__INFORMATION SUPPLIED__:

──────────

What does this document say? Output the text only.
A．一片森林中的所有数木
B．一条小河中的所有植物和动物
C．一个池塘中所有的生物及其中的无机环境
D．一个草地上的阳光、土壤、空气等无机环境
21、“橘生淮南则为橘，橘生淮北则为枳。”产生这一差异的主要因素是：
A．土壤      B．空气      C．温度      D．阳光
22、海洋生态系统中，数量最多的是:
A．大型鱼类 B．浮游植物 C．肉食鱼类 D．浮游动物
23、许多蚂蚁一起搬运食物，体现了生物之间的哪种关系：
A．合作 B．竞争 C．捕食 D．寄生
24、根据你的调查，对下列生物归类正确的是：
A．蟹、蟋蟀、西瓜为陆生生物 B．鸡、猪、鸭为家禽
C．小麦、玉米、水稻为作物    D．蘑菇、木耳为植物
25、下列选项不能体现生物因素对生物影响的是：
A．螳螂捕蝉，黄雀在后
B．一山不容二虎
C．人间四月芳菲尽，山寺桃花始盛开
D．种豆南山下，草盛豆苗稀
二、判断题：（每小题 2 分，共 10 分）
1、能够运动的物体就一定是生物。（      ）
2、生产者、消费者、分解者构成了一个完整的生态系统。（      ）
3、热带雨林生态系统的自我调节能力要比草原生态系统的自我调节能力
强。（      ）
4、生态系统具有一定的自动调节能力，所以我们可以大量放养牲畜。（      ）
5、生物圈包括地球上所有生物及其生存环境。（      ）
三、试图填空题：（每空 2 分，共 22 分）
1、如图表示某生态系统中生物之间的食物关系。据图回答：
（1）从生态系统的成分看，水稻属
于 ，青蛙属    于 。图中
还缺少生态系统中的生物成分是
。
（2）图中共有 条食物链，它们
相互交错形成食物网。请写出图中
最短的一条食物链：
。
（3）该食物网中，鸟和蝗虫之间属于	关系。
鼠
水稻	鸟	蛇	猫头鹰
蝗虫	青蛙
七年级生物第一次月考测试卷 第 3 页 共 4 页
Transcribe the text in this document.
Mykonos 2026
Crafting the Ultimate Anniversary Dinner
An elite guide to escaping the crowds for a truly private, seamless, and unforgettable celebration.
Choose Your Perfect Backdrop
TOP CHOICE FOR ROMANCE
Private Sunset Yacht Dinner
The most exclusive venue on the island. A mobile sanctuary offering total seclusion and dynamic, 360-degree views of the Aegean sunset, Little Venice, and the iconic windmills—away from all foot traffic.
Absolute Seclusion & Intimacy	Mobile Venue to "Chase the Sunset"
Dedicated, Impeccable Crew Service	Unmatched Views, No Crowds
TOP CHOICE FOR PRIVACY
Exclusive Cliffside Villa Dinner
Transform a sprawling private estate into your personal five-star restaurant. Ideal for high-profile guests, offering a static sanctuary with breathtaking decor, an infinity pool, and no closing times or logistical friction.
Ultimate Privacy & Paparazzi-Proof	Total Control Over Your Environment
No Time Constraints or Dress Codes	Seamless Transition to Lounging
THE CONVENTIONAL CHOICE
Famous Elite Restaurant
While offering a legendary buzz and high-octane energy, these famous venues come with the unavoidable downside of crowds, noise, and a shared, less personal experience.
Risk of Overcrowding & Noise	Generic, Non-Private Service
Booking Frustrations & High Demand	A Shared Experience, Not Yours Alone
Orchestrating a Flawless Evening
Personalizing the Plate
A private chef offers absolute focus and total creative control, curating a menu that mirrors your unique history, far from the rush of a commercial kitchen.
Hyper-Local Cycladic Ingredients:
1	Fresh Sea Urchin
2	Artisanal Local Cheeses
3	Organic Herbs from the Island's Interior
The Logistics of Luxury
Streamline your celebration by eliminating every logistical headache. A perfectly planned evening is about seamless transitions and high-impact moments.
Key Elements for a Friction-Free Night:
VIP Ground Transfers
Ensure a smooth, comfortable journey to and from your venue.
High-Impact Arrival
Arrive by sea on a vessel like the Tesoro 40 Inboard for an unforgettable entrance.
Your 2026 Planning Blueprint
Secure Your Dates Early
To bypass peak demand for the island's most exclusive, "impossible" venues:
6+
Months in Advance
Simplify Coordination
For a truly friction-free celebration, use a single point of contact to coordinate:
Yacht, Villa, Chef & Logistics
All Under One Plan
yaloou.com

──────────

__PROBLEM DESCRIPTION__: Write out the whole listing exactly.

__ANSWER__:
What does this document say? Output the text only.
A．一片森林中的所有数木
B．一条小河中的所有植物和动物
C．一个池塘中所有的生物及其中的无机环境
D．一个草地上的阳光、土壤、空气等无机环境
21、“橘生淮南则为橘，橘生淮北则为枳。”产生这一差异的主要因素是：
A．土壤      B．空气      C．温度      D．阳光
22、海洋生态系统中，数量最多的是:
A．大型鱼类 B．浮游植物 C．肉食鱼类 D．浮游动物
23、许多蚂蚁一起搬运食物，体现了生物之间的哪种关系：
A．合作 B．竞争 C．捕食 D．寄生
24、根据你的调查，对下列生物归类正确的是：
A．蟹、蟋蟀、西瓜为陆生生物 B．鸡、猪、鸭为家禽
C．小麦、玉米、水稻为作物    D．蘑菇、木耳为植物
25、下列选项不能体现生物因素对生物影响的是：
A．螳螂捕蝉，黄雀在后
B．一山不容二虎
C．人间四月芳菲尽，山寺桃花始盛开
D．种豆南山下，草盛豆苗稀
二、判断题：（每小题 2 分，共 10 分）
1、能够运动的物体就一定是生物。（      ）
2、生产者、消费者、分解者构成了一个完整的生态系统。（      ）
3、热带雨林生态系统的自我调节能力要比草原生态系统的自我调节能力
强。（      ）
4、生态系统具有一定的自动调节能力，所以我们可以大量放养牲畜。（      ）
5、生物圈包括地球上所有生物及其生存环境。（      ）
三、试图填空题：（每空 2 分，共 22 分）
1、如图表示某生态系统中生物之间的食物关系。据图回答：
（1）从生态系统的成分看，水稻属
于 ，青蛙属    于 。图中
还缺少生态系统中的生物成分是
。
（2）图中共有 条食物链，它们
相互交错形成食物网。请写出图中
最短的一条食物链：
。
（3）该食物网中，鸟和蝗虫之间属于	关系。
鼠
水稻	鸟	蛇	猫头鹰
蝗虫	青蛙
七年级生物第一次月考测试卷 第 3 页 共 4 页
Transcribe the text in this document.
Mykonos 2026
Crafting the Ultimate Anniversary Dinner
An elite guide to escaping the crowds for a truly private, seamless, and unforgettable celebration.
Choose Your Perfect Backdrop
TOP CHOICE FOR ROMANCE
Private Sunset Yacht Dinner
The most exclusive venue on the island. A mobile sanctuary offering total seclusion and dynamic, 360-degree views of the Aegean sunset, Little Venice, and the iconic windmills—away from all foot traffic.
Absolute Seclusion & Intimacy	Mobile Venue to "Chase the Sunset"
Dedicated, Impeccable Crew Service	Unmatched Views, No Crowds
TOP CHOICE FOR PRIVACY
Exclusive Cliffside Villa Dinner
Transform a sprawling private estate into your personal five-star restaurant. Ideal for high-profile guests, offering a static sanctuary with breathtaking decor, an infinity pool, and no closing times or logistical friction.
Ultimate Privacy & Paparazzi-Proof	Total Control Over Your Environment
No Time Constraints or Dress Codes	Seamless Transition to Lounging
THE CONVENTIONAL CHOICE
Famous Elite Restaurant
While offering a legendary buzz and high-octane energy, these famous venues come with the unavoidable downside of crowds, noise, and a shared, less personal experience.
Risk of Overcrowding & Noise	Generic, Non-Private Service
Booking Frustrations & High Demand	A Shared Experience, Not Yours Alone
Orchestrating a Flawless Evening
Personalizing the Plate
A private chef offers absolute focus and total creative control, curating a menu that mirrors your unique history, far from the rush of a commercial kitchen.
Hyper-Local Cycladic Ingredients:
1	Fresh Sea Urchin
2	Artisanal Local Cheeses
3	Organic Herbs from the Island's Interior
The Logistics of Luxury
Streamline your celebration by eliminating every logistical headache. A perfectly planned evening is about seamless transitions and high-impact moments.
Key Elements for a Friction-Free Night:
VIP Ground Transfers
Ensure a smooth, comfortable journey to and from your venue.
High-Impact Arrival
Arrive by sea on a vessel like the Tesoro 40 Inboard for an unforgettable entrance.
Your 2026 Planning Blueprint
Secure Your Dates Early
To bypass peak demand for the island's most exclusive, "impossible" venues:
6+
Months in Advance
Simplify Coordination
For a truly friction-free celebration, use a single point of contact to coordinate:
Yacht, Villa, Chef & Logistics
All Under One Plan
yaloou.com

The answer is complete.